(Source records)
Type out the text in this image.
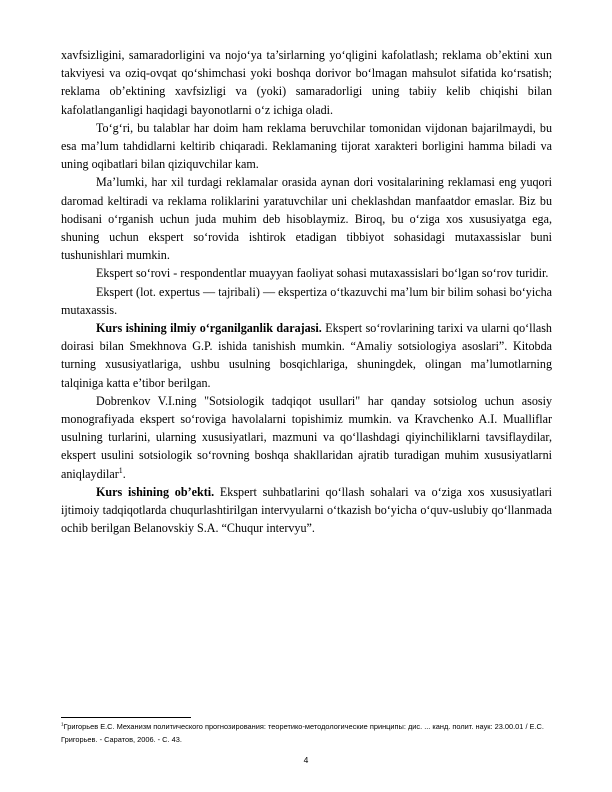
xavfsizligini, samaradorligini va nojo‘ya ta’sirlarning yo‘qligini kafolatlash; reklama ob’ektini xun takviyesi va oziq-ovqat qo‘shimchasi yoki boshqa dorivor bo‘lmagan mahsulot sifatida ko‘rsatish; reklama ob’ektining xavfsizligi va (yoki) samaradorligi uning tabiiy kelib chiqishi bilan kafolatlanganligi haqidagi bayonotlarni o‘z ichiga oladi.

To‘g‘ri, bu talablar har doim ham reklama beruvchilar tomonidan vijdonan bajarilmaydi, bu esa ma’lum tahdidlarni keltirib chiqaradi. Reklamaning tijorat xarakteri borligini hamma biladi va uning oqibatlari bilan qiziquvchilar kam.

Ma’lumki, har xil turdagi reklamalar orasida aynan dori vositalarining reklamasi eng yuqori daromad keltiradi va reklama roliklarini yaratuvchilar uni cheklashdan manfaatdor emaslar. Biz bu hodisani o‘rganish uchun juda muhim deb hisoblaymiz. Biroq, bu o‘ziga xos xususiyatga ega, shuning uchun ekspert so‘rovida ishtirok etadigan tibbiyot sohasidagi mutaxassislar buni tushunishlari mumkin.

Ekspert so‘rovi - respondentlar muayyan faoliyat sohasi mutaxassislari bo‘lgan so‘rov turidir.

Ekspert (lot. expertus — tajribali) — ekspertiza o‘tkazuvchi ma’lum bir bilim sohasi bo‘yicha mutaxassis.

Kurs ishining ilmiy o‘rganilganlik darajasi. Ekspert so‘rovlarining tarixi va ularni qo‘llash doirasi bilan Smekhnova G.P. ishida tanishish mumkin. “Amaliy sotsiologiya asoslari”. Kitobda turning xususiyatlariga, ushbu usulning bosqichlariga, shuningdek, olingan ma’lumotlarning talqiniga katta e’tibor berilgan.

Dobrenkov V.I.ning "Sotsiologik tadqiqot usullari" har qanday sotsiolog uchun asosiy monografiyada ekspert so‘roviga havolalarni topishimiz mumkin. va Kravchenko A.I. Mualliflar usulning turlarini, ularning xususiyatlari, mazmuni va qo‘llashdagi qiyinchiliklarni tavsiflaydilar, ekspert usulini sotsiologik so‘rovning boshqa shakllaridan ajratib turadigan muhim xususiyatlarni aniqlaydilar$^1$.

Kurs ishining ob’ekti. Ekspert suhbatlarini qo‘llash sohalari va o‘ziga xos xususiyatlari ijtimoiy tadqiqotlarda chuqurlashtirilgan intervyularni o‘tkazish bo‘yicha o‘quv-uslubiy qo‘llanmada ochib berilgan Belanovskiy S.A. “Chuqur intervyu”.

$^1$Григорьев Е.С. Механизм политического прогнозирования: теоретико-методологические принципы: дис. ... канд. полит. наук: 23.00.01 / Е.С. Григорьев. - Саратов, 2006. - С. 43.

4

Prompt -> Collect the lines of the records that include the string "yicha".

Final result ->
Ekspert (lot. expertus — tajribali) — ekspertiza o‘tkazuvchi ma’lum bir bilim sohasi bo‘yicha mutaxassis.
Kurs ishining ob’ekti. Ekspert suhbatlarini qo‘llash sohalari va o‘ziga xos xususiyatlari ijtimoiy tadqiqotlarda chuqurlashtirilgan intervyularni o‘tkazish bo‘yicha o‘quv-uslubiy qo‘llanmada ochib berilgan Belanovskiy S.A. “Chuqur intervyu”.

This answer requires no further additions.